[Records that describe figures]
============
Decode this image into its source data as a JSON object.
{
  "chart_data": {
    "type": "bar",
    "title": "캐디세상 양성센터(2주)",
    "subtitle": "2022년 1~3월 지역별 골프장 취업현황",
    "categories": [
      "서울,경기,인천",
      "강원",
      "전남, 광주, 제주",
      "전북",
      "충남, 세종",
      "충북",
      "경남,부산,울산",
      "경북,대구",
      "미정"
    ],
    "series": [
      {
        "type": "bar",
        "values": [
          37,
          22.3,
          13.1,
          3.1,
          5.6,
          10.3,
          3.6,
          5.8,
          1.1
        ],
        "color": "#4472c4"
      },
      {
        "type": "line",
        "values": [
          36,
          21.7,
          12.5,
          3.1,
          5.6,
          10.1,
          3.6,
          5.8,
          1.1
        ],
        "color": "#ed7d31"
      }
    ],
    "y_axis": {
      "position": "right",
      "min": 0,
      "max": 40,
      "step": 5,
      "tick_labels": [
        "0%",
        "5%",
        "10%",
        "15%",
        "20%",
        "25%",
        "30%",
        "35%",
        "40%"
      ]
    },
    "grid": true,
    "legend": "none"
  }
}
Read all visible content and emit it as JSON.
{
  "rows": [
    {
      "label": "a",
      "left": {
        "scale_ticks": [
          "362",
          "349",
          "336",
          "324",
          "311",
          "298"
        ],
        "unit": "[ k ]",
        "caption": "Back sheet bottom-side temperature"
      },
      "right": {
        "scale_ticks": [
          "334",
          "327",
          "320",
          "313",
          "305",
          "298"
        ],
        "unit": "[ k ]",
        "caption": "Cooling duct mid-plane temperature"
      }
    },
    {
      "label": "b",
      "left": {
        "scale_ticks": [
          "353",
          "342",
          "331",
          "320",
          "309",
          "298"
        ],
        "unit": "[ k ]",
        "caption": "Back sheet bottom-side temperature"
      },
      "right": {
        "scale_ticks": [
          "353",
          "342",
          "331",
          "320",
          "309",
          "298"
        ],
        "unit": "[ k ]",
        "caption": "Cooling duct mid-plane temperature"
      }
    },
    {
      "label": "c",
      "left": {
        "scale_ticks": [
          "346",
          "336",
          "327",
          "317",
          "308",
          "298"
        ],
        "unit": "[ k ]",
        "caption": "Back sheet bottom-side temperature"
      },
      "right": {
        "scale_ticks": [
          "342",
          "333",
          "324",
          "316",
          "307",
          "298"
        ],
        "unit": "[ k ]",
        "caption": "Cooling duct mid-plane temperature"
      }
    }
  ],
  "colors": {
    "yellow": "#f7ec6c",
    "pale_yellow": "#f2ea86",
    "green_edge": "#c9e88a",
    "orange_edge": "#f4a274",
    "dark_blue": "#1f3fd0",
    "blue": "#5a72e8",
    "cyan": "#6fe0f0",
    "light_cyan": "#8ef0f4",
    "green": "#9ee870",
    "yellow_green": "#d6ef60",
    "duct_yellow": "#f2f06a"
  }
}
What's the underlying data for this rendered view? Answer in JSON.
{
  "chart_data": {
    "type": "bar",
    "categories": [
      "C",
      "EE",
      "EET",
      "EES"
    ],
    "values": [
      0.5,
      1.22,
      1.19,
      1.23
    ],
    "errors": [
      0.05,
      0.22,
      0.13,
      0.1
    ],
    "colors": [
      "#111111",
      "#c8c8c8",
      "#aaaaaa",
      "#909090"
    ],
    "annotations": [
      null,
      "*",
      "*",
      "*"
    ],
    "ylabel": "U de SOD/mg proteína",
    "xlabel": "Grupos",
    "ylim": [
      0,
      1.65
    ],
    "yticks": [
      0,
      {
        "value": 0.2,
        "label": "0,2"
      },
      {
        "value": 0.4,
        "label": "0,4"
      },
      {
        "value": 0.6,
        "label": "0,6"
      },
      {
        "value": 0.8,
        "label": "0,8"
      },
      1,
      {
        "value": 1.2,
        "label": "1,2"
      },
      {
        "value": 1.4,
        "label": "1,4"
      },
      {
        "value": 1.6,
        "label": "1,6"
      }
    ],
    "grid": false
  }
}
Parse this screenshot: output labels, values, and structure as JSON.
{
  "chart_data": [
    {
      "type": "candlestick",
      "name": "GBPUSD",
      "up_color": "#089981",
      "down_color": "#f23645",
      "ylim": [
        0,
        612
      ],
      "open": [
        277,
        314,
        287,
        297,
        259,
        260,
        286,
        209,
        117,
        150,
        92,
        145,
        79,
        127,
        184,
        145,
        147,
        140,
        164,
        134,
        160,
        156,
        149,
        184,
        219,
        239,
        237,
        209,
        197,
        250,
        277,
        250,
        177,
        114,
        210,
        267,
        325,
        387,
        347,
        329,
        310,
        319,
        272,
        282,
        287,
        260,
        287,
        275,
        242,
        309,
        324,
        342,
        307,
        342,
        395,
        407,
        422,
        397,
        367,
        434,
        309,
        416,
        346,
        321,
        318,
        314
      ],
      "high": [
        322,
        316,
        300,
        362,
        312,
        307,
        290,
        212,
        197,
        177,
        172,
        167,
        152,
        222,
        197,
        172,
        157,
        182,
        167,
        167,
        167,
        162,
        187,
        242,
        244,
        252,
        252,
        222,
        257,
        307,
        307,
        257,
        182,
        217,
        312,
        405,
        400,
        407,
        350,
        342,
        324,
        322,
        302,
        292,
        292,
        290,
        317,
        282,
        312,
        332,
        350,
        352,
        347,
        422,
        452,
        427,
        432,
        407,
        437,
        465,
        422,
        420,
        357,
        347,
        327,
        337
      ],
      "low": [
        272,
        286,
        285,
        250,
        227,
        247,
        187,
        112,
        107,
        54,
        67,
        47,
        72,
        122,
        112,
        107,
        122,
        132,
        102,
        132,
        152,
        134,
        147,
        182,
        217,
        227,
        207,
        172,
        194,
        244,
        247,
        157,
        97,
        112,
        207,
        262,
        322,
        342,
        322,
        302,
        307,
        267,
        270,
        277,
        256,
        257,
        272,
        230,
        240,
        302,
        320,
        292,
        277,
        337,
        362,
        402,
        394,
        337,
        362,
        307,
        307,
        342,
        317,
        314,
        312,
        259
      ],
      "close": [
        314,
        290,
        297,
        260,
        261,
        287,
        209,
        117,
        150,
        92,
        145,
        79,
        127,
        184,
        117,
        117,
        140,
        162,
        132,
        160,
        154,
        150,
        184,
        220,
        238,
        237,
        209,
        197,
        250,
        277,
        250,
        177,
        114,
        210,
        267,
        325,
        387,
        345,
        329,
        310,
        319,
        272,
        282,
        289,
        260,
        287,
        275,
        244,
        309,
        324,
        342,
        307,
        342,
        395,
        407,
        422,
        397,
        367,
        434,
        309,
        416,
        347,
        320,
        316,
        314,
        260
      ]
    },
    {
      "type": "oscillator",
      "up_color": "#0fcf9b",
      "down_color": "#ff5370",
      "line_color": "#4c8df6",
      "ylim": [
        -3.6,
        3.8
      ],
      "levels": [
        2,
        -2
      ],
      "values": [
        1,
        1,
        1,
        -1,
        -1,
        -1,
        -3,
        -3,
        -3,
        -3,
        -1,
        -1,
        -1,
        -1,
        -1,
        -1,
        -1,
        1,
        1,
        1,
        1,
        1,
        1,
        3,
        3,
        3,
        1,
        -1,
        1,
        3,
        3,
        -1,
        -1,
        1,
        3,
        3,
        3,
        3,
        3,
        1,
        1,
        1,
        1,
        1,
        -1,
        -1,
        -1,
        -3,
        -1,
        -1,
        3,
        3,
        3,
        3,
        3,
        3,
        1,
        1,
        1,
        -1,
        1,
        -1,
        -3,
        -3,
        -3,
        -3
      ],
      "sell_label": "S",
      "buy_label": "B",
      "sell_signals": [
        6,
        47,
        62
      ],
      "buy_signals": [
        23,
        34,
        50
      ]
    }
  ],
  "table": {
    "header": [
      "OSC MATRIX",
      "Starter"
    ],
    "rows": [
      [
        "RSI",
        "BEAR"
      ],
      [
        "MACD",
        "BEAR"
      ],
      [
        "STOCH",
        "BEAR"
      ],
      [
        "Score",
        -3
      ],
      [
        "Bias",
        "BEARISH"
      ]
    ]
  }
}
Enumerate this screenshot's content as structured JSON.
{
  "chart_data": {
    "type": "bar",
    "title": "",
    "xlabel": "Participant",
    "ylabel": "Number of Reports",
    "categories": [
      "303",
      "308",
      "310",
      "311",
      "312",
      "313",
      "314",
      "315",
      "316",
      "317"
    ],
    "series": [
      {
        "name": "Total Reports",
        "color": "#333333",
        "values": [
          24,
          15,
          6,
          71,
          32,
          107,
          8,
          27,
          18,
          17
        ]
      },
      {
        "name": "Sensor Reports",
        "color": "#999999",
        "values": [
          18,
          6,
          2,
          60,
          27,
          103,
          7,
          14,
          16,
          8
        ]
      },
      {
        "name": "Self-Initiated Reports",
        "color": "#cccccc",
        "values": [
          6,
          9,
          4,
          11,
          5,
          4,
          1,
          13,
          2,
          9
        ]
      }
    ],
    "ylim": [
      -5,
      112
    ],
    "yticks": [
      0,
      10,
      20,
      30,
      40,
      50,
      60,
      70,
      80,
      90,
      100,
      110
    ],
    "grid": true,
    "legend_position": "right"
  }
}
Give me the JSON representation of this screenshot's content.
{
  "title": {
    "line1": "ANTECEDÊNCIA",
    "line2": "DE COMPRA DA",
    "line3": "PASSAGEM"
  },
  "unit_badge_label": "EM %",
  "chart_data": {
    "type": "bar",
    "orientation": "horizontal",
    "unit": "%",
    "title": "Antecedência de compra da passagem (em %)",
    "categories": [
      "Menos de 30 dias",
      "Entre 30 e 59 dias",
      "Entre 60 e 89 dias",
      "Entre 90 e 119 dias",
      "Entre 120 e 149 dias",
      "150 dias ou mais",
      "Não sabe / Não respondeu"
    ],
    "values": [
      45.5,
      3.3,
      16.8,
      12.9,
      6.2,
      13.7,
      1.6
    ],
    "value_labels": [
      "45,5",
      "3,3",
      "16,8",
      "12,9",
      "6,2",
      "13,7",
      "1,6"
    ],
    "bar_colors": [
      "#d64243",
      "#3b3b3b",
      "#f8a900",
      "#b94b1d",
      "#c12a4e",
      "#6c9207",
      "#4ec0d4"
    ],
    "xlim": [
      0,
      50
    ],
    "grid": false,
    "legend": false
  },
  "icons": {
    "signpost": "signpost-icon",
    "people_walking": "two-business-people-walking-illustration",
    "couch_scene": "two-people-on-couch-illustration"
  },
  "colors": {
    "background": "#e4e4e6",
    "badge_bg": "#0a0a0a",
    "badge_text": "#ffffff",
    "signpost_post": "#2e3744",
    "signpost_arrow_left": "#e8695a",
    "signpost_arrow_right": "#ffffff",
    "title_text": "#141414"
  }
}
============
Task statement
Select every line of the material above holding the word "illustration" and copy it.

Solution below
    "people_walking": "two-business-people-walking-illustration",
    "couch_scene": "two-people-on-couch-illustration"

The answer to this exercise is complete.